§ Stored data
◇ ◇ ◇ ◇ ◇ ◇ ◇
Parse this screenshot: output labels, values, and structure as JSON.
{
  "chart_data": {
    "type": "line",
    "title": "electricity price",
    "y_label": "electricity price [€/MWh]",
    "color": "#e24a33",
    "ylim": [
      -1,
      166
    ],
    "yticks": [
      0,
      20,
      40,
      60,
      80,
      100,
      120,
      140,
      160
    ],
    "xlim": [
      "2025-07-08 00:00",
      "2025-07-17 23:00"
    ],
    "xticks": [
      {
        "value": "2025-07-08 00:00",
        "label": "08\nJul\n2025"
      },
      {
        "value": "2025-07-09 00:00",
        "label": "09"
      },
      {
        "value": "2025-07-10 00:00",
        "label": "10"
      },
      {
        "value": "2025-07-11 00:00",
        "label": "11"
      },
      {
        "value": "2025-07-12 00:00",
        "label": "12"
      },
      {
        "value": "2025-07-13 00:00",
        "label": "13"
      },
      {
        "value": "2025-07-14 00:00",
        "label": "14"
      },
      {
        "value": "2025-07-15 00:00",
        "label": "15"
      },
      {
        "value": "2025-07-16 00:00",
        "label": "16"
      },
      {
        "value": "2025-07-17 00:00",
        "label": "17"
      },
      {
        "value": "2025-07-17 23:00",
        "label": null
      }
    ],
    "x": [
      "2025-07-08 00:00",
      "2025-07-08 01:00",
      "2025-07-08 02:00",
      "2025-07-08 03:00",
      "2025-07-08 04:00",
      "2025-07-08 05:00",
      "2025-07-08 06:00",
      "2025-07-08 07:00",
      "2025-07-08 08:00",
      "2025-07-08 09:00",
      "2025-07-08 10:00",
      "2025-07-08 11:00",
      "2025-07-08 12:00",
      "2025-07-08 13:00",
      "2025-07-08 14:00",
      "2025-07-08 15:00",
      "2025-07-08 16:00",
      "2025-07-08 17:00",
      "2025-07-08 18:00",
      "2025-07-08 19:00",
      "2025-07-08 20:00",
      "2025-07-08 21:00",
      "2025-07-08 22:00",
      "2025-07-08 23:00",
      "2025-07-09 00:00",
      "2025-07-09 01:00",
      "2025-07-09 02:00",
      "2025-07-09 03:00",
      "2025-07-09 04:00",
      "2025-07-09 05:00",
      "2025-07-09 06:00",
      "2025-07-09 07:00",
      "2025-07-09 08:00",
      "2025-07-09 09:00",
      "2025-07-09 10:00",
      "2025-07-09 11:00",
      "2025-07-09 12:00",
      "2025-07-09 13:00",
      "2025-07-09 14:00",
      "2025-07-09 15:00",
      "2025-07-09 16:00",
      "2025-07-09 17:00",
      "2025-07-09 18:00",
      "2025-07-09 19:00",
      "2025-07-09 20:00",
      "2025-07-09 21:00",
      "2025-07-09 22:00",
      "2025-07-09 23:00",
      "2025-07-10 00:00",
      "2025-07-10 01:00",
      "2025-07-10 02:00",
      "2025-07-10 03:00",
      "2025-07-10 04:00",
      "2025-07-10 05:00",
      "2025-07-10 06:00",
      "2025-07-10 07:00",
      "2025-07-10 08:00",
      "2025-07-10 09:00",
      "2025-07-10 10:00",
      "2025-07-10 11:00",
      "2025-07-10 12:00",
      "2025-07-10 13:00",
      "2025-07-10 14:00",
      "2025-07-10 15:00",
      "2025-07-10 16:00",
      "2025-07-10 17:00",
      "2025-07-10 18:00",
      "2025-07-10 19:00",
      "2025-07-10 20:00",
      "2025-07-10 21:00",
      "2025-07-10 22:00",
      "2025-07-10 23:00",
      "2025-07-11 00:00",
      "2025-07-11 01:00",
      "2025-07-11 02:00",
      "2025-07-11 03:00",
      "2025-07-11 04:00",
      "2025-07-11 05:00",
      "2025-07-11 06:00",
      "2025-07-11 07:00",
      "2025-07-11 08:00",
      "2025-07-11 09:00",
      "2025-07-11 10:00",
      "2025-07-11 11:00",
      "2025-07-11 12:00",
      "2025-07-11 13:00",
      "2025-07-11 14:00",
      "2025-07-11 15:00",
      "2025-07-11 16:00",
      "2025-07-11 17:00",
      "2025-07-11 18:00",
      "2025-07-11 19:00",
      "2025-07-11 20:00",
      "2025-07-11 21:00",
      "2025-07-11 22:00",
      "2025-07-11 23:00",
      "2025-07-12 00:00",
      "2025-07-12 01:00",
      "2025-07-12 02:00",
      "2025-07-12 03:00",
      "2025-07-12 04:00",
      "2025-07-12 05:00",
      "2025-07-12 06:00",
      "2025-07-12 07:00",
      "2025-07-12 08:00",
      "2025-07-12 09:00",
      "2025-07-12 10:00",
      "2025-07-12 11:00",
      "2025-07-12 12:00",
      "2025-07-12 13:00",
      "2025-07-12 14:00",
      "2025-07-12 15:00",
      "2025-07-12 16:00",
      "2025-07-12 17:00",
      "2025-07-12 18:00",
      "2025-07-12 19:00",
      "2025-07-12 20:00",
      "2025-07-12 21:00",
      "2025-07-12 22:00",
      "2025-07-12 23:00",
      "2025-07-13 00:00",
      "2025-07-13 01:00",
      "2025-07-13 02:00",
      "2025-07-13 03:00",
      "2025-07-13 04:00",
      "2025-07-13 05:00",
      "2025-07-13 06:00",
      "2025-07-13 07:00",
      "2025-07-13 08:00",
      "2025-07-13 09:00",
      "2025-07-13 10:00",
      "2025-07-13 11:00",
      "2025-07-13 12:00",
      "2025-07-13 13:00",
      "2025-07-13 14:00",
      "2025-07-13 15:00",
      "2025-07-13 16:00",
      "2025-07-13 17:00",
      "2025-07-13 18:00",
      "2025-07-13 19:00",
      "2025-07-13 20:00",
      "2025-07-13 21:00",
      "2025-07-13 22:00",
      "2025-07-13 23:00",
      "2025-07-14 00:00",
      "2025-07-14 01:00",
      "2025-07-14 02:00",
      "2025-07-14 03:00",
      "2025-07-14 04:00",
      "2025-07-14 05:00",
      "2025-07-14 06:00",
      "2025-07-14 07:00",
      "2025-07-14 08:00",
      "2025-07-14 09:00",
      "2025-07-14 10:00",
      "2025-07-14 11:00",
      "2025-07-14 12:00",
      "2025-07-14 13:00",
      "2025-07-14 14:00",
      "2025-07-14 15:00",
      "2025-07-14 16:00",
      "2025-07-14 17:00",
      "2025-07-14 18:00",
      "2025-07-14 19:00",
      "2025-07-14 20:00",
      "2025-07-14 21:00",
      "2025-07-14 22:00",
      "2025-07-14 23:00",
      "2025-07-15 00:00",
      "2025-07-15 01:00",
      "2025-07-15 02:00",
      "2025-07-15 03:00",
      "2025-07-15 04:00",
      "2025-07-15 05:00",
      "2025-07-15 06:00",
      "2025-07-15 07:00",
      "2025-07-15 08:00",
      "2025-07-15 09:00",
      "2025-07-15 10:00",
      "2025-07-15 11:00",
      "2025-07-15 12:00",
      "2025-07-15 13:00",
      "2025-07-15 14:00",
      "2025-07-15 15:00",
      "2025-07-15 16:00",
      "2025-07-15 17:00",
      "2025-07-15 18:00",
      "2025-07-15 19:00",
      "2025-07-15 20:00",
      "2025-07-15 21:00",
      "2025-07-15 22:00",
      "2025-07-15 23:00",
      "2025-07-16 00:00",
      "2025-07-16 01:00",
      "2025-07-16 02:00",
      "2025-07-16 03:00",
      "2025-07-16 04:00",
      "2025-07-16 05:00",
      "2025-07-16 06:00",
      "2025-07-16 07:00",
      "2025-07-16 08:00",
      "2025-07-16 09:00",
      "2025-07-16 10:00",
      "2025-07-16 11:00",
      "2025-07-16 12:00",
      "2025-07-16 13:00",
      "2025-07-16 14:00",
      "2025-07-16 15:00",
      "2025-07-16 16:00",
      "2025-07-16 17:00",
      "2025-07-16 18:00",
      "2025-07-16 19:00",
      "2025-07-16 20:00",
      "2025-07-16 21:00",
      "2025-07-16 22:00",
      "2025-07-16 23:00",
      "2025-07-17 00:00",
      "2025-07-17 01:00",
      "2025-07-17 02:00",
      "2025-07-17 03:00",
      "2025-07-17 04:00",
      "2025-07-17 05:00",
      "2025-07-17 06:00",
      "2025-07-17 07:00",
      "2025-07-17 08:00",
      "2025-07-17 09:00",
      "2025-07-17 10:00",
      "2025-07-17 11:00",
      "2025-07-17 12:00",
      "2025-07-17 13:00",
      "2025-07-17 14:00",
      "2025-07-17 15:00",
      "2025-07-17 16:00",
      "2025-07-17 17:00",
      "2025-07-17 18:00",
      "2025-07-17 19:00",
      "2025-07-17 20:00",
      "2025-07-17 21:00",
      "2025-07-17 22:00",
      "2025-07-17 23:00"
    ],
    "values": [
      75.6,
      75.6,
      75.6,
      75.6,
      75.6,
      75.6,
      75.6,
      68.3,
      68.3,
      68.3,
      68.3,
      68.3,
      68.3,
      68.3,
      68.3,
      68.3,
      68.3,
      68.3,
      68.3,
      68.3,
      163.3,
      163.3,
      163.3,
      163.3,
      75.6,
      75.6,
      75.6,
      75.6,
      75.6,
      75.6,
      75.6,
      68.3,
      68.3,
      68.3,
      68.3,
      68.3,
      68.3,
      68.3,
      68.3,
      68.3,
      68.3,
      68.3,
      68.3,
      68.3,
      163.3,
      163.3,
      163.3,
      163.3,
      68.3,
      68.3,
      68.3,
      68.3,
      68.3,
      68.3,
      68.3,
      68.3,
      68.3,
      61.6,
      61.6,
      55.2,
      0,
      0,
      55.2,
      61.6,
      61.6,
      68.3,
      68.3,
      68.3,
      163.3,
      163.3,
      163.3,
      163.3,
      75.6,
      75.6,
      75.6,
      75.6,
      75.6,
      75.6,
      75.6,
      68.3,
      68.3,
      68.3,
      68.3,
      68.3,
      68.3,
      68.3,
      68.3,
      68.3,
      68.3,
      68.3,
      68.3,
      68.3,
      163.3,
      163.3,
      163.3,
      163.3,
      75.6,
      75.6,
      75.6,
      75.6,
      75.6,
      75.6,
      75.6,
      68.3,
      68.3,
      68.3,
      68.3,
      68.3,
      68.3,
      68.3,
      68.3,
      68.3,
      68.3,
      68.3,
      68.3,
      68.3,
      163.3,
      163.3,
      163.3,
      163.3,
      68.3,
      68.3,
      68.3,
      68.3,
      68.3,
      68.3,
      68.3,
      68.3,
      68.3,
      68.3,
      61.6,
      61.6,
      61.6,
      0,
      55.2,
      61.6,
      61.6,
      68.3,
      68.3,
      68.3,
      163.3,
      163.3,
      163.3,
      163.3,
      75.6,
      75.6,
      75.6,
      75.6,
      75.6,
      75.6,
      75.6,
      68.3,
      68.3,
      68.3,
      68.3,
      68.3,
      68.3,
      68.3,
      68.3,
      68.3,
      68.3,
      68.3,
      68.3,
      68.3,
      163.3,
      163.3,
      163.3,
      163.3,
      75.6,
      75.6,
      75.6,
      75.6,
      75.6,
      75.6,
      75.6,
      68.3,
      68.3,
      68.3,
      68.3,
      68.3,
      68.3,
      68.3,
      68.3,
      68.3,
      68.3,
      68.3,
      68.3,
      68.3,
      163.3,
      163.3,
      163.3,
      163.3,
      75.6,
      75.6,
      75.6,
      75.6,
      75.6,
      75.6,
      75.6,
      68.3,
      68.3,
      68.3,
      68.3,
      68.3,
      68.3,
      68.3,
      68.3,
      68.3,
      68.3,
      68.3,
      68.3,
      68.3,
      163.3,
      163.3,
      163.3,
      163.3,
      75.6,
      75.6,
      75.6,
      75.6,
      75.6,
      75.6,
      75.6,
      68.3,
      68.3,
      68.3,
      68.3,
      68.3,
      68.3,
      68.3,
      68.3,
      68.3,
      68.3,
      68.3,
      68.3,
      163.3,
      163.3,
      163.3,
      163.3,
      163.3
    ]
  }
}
◇ ◇ ◇ ◇ ◇ ◇ ◇
§ Exercise aim
Which lines hold the word "price"? Copy every one of them.

§ Output for this exercise
    "title": "electricity price",
    "y_label": "electricity price [€/MWh]",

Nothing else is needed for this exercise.